»»

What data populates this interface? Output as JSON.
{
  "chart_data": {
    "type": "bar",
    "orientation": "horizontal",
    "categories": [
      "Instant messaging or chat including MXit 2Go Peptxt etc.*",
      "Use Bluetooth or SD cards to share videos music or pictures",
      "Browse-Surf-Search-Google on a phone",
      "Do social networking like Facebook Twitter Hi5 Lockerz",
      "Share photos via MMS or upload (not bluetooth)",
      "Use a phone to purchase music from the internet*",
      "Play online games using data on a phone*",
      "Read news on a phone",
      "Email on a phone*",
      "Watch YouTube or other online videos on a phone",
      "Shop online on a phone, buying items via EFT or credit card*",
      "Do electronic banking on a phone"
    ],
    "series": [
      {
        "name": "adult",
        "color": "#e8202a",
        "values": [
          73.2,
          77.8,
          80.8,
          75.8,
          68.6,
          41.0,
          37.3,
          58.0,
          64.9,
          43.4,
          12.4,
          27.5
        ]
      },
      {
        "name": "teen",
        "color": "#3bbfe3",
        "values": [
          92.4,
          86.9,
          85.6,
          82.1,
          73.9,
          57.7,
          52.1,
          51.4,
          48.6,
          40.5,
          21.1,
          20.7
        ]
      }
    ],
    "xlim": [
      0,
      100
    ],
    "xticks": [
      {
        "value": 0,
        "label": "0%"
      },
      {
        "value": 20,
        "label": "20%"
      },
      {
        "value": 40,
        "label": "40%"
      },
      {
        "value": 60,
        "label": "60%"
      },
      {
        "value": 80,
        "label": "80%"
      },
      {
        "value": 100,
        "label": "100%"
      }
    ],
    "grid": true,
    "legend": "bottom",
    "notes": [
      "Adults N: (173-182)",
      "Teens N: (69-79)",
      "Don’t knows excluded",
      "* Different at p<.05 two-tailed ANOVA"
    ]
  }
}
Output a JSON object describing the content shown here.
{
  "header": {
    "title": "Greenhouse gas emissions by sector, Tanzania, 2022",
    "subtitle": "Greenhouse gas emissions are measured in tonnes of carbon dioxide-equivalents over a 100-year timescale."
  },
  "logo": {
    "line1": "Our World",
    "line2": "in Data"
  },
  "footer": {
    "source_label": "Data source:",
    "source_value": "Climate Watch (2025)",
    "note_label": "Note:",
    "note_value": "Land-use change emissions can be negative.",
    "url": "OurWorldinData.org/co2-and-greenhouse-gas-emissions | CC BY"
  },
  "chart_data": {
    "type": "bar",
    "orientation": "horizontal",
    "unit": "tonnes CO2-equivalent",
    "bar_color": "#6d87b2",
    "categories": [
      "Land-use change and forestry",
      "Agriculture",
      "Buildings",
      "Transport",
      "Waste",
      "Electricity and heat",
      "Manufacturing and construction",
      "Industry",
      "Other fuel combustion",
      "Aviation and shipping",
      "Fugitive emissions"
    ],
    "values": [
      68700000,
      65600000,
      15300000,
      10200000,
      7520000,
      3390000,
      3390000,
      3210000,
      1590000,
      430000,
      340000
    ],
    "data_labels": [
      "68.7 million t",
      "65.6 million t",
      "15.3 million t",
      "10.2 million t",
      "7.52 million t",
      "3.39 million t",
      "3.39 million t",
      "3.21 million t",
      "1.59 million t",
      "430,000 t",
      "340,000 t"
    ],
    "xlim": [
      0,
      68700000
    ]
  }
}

««

> TASK
Gather each line in the data that holds the string "emissions".

> RESULT OF THE EXERCISE
    "title": "Greenhouse gas emissions by sector, Tanzania, 2022",
    "subtitle": "Greenhouse gas emissions are measured in tonnes of carbon dioxide-equivalents over a 100-year timescale."
    "note_value": "Land-use change emissions can be negative.",
    "url": "OurWorldinData.org/co2-and-greenhouse-gas-emissions | CC BY"
      "Fugitive emissions"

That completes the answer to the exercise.